EXERCISE DETAILS: Bring together all lines of the material below that contain the string "title".

LISTED RECORDS:

----------------------------------------

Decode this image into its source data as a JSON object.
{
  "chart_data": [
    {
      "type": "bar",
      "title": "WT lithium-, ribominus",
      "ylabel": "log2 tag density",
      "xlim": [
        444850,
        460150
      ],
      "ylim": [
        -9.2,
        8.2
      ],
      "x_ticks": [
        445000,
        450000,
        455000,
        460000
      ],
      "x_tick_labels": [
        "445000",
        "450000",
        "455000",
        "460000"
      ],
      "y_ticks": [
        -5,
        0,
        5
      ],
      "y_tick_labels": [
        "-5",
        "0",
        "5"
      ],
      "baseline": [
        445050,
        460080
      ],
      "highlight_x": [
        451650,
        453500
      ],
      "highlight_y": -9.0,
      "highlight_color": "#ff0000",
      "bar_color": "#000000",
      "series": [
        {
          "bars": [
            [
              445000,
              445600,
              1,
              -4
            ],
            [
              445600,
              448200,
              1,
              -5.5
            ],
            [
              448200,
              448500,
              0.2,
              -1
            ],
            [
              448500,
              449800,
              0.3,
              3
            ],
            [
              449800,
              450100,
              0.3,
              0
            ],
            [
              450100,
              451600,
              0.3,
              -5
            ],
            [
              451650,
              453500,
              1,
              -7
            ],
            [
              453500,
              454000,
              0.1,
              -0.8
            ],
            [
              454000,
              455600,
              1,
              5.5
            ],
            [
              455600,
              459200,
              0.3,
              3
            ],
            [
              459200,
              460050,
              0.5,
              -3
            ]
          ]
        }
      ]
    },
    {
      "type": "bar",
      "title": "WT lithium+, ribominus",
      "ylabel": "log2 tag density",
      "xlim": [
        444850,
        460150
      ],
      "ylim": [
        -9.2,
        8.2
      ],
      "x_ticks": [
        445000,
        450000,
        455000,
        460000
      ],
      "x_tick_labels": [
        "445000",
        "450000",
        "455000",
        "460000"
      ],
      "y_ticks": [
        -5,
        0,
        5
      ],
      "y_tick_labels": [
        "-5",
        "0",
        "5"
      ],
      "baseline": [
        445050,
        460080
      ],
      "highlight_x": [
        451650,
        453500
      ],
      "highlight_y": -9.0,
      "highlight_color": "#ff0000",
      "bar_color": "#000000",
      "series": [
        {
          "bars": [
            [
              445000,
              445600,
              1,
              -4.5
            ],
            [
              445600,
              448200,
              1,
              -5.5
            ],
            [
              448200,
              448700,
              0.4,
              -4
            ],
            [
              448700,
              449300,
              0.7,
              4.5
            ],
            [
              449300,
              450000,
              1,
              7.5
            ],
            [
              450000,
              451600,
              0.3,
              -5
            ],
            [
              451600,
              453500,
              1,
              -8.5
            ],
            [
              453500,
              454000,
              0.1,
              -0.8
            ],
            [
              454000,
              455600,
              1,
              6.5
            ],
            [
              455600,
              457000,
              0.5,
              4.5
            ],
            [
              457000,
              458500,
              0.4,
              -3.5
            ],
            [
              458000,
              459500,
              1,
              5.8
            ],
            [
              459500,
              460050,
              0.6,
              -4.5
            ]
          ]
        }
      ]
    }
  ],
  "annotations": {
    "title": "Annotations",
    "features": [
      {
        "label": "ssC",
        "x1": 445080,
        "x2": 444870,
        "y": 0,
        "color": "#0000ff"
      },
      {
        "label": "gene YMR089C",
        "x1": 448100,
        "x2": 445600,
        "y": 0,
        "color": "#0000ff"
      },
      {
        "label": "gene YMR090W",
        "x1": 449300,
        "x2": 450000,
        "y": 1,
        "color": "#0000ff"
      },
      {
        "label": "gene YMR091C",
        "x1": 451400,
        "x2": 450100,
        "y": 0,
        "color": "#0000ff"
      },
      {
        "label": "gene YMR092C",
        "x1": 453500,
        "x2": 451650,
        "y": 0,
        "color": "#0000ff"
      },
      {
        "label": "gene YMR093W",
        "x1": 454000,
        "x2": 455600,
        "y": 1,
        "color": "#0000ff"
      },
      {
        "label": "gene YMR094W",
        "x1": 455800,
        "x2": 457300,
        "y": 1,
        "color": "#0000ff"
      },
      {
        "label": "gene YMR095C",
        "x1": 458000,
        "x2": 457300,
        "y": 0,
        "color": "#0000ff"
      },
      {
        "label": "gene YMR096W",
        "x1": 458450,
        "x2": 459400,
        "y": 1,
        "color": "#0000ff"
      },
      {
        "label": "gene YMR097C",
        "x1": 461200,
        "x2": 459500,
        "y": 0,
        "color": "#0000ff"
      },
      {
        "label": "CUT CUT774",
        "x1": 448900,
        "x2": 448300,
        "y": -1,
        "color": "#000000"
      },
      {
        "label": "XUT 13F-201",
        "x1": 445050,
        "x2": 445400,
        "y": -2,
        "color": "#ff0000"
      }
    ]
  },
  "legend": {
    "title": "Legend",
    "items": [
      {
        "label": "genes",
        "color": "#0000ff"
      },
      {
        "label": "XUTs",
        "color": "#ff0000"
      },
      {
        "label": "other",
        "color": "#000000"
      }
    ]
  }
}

----------------------------------------

SOLUTION TO THE PROBLEM:
      "title": "WT lithium-, ribominus",
      "title": "WT lithium+, ribominus",
    "title": "Annotations",
    "title": "Legend",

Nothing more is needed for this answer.